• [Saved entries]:
"""

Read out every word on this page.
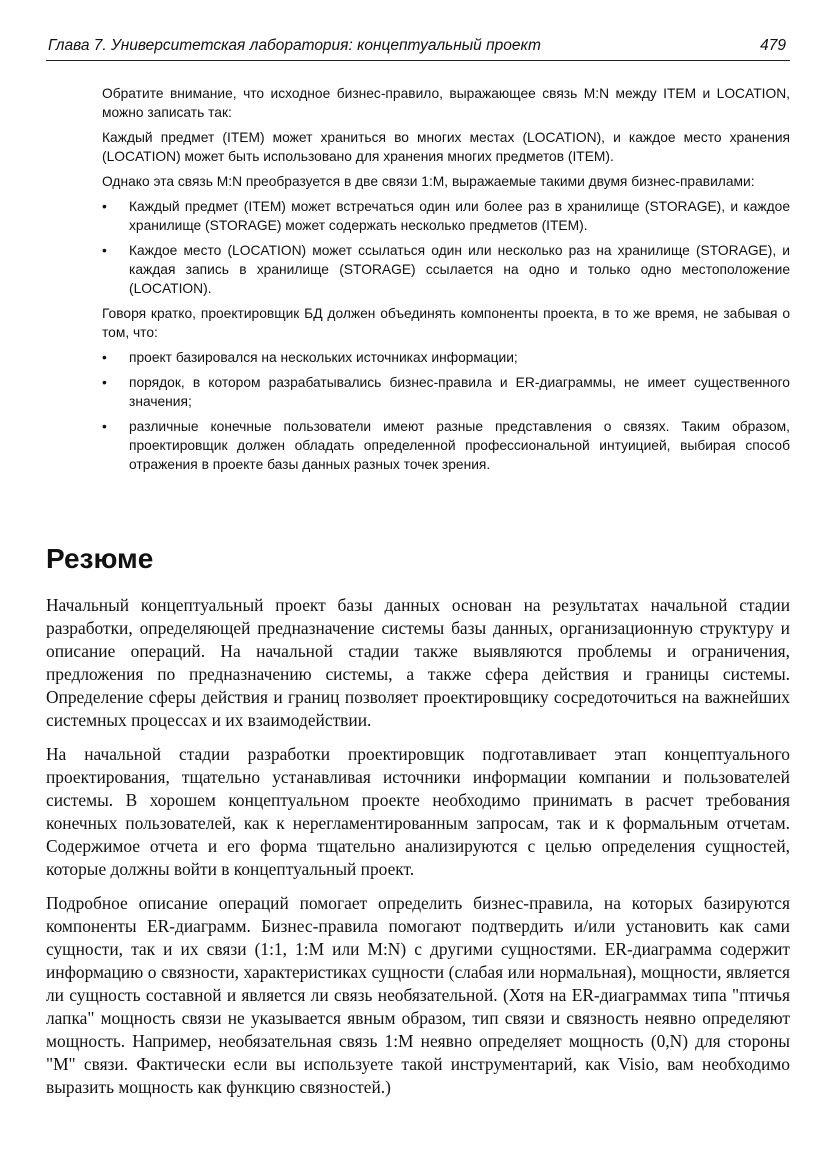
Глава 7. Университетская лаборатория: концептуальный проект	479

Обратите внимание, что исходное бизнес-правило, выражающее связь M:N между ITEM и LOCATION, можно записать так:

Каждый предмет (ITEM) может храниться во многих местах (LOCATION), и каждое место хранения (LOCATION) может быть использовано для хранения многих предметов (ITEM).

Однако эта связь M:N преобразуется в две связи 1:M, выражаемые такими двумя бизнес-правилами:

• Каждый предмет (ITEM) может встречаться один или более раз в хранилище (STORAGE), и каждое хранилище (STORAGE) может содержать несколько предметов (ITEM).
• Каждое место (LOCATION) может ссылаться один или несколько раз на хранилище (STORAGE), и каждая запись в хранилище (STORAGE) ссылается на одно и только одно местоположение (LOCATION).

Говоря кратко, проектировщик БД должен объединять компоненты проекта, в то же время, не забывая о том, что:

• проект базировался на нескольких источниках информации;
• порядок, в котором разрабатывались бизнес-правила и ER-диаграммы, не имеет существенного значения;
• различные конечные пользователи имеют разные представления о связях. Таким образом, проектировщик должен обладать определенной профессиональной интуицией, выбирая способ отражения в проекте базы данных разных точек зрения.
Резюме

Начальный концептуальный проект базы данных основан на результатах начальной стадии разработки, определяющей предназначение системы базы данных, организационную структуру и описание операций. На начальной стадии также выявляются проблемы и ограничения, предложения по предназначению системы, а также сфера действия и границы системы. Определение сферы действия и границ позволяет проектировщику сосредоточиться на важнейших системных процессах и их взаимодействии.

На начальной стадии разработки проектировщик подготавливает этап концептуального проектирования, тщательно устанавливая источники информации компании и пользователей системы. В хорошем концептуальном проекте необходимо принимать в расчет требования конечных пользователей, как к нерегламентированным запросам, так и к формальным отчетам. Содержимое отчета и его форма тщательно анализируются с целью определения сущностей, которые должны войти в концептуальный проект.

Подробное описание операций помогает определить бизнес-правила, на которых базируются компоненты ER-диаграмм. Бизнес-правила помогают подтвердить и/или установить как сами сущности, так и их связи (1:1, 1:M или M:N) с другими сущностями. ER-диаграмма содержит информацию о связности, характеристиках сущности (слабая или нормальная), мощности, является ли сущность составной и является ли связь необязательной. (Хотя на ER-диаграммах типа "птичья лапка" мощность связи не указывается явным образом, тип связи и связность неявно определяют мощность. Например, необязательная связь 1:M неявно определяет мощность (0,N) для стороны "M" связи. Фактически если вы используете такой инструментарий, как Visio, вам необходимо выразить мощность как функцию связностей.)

"""

• [Problem details]: Look through the entries above; copy each line where the string "STORAGE" appears.

• [Result of the task]:
• Каждый предмет (ITEM) может встречаться один или более раз в хранилище (STORAGE), и каждое хранилище (STORAGE) может содержать несколько предметов (ITEM).
• Каждое место (LOCATION) может ссылаться один или несколько раз на хранилище (STORAGE), и каждая запись в хранилище (STORAGE) ссылается на одно и только одно местоположение (LOCATION).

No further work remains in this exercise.